◆ **Given problem**: From the listing below, pull out every line where the string "content" appears.

◆ **Available data**:
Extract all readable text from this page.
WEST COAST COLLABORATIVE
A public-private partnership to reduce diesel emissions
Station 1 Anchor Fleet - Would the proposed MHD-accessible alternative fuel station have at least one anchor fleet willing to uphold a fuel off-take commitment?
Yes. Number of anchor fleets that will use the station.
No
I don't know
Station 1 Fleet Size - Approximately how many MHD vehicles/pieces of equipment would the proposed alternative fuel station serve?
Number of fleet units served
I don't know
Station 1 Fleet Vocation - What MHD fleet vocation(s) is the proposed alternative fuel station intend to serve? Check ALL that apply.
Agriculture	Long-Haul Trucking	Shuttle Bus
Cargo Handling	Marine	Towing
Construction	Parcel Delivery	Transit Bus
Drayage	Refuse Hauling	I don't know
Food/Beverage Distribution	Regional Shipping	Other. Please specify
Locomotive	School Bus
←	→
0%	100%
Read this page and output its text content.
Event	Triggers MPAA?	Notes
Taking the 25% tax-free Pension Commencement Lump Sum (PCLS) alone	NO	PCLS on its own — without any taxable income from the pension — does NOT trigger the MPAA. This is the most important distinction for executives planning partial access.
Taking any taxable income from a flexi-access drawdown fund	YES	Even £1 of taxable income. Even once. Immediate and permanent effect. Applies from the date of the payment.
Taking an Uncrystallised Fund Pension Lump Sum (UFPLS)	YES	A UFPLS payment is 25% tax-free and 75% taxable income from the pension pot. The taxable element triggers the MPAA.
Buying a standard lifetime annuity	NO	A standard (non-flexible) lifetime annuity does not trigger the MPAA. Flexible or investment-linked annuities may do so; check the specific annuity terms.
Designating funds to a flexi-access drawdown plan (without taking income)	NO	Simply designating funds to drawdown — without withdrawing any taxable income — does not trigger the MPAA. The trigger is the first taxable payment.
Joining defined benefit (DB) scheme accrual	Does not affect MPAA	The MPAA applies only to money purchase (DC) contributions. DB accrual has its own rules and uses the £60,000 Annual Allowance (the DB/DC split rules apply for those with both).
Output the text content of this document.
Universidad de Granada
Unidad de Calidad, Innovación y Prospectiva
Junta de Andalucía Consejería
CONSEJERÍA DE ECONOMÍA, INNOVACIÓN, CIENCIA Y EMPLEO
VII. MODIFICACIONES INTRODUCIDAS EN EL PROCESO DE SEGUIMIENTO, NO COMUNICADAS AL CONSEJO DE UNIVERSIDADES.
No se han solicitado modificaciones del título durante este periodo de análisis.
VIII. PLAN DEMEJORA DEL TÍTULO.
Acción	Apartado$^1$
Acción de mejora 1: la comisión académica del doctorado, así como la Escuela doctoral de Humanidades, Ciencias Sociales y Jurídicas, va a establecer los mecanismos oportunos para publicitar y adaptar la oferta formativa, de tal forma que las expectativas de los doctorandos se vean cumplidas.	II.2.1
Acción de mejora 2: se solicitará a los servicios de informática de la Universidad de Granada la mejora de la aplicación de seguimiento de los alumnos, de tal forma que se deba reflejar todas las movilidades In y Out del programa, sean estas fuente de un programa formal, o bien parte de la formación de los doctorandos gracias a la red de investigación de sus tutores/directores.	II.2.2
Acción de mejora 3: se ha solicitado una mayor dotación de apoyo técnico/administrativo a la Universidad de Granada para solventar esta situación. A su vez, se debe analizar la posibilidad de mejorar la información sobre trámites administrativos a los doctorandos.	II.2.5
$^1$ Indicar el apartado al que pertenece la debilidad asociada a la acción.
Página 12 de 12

◆ **Solution to this problem**:
Read this page and output its text content.
Output the text content of this document.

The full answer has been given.